[EXERCISE DIRECTIONS] Read the material below and tally how many lines hold the word "شهرت", giving the number and nothing else.

Collection entries:
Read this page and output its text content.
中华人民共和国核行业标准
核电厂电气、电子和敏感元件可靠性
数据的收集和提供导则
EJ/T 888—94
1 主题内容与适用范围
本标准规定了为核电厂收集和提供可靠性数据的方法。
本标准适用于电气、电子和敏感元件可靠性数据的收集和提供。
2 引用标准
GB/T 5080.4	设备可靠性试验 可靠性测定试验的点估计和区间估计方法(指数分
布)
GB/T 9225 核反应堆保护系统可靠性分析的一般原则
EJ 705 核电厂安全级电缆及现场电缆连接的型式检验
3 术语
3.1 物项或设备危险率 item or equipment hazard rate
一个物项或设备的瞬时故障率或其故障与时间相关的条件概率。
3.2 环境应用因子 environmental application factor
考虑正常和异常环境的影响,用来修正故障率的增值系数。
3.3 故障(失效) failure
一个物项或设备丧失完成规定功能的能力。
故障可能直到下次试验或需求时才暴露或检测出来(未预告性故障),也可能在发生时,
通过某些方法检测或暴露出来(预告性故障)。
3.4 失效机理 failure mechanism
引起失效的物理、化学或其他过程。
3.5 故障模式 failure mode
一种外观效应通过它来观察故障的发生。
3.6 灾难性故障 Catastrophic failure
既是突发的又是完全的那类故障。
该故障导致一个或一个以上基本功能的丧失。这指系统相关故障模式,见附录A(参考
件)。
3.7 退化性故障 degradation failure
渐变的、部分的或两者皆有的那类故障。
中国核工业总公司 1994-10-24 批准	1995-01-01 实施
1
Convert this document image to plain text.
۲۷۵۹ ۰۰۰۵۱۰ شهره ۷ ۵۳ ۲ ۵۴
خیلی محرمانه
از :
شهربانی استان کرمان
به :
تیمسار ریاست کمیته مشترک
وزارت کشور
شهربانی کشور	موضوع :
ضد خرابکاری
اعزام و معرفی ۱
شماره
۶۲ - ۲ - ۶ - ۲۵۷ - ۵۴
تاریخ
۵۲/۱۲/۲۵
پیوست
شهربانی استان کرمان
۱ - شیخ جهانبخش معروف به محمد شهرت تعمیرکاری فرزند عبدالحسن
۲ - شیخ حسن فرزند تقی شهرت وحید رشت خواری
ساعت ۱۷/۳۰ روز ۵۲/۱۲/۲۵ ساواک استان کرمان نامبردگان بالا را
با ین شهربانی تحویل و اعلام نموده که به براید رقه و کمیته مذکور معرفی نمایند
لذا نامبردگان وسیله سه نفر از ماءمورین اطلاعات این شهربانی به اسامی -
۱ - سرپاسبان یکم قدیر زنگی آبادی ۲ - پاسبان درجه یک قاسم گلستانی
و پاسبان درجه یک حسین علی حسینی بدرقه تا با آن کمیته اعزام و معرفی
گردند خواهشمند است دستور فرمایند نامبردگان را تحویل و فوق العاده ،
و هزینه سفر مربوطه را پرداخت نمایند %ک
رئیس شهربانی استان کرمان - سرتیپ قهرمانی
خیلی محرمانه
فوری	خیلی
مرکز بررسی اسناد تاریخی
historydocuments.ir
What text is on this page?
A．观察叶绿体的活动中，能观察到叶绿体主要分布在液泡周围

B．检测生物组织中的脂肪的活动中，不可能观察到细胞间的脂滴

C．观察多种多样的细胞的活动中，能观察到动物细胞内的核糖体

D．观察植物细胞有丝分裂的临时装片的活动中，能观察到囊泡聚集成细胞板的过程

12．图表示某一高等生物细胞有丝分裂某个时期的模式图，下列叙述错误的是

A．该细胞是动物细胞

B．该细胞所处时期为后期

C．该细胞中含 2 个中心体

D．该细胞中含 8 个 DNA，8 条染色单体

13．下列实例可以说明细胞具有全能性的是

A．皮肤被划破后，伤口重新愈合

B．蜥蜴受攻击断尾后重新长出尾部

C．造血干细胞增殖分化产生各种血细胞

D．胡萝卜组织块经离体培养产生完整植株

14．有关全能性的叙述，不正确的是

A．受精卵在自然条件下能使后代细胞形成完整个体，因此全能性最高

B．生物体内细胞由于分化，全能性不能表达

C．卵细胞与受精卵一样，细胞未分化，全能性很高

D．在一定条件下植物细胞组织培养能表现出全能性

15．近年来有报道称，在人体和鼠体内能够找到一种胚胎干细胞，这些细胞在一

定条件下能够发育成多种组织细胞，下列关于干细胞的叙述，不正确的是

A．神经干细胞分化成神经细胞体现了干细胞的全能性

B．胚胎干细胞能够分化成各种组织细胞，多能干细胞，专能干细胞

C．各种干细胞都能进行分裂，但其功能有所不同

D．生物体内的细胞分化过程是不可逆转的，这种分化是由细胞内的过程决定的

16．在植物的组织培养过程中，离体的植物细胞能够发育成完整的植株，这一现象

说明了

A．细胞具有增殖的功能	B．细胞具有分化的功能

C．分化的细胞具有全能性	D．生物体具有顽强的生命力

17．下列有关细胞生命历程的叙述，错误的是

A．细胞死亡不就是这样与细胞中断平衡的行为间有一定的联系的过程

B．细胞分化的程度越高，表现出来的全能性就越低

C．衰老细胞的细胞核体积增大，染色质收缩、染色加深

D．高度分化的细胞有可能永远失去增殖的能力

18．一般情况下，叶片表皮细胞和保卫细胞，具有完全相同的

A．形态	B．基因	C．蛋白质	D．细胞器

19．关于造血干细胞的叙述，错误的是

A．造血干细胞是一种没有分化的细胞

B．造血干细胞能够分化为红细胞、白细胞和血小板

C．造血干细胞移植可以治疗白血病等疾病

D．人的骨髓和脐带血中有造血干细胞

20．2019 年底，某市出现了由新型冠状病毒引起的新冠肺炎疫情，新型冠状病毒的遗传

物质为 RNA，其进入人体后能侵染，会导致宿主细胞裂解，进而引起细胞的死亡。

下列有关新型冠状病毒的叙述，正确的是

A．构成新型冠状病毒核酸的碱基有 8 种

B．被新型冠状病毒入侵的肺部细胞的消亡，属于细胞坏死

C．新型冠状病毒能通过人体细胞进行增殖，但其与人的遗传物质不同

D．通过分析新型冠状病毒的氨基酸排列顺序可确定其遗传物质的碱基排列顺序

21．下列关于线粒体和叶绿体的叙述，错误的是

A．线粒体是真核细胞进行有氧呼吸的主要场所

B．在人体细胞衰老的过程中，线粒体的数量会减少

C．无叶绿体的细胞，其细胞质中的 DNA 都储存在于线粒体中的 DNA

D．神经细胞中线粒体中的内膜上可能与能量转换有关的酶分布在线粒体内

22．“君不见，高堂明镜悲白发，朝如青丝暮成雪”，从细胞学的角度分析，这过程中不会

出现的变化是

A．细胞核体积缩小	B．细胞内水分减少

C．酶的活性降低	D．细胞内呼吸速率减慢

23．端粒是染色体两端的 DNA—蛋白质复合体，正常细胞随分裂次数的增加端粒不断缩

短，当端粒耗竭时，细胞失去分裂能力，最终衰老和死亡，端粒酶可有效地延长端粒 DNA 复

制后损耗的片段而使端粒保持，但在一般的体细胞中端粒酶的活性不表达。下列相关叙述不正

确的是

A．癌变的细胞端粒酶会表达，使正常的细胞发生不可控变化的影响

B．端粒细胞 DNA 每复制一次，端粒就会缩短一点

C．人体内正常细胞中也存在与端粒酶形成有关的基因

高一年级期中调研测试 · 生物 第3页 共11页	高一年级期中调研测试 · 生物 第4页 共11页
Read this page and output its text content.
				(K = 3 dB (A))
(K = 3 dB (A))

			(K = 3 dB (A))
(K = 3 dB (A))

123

[SOLUTION TO THIS TASK] 2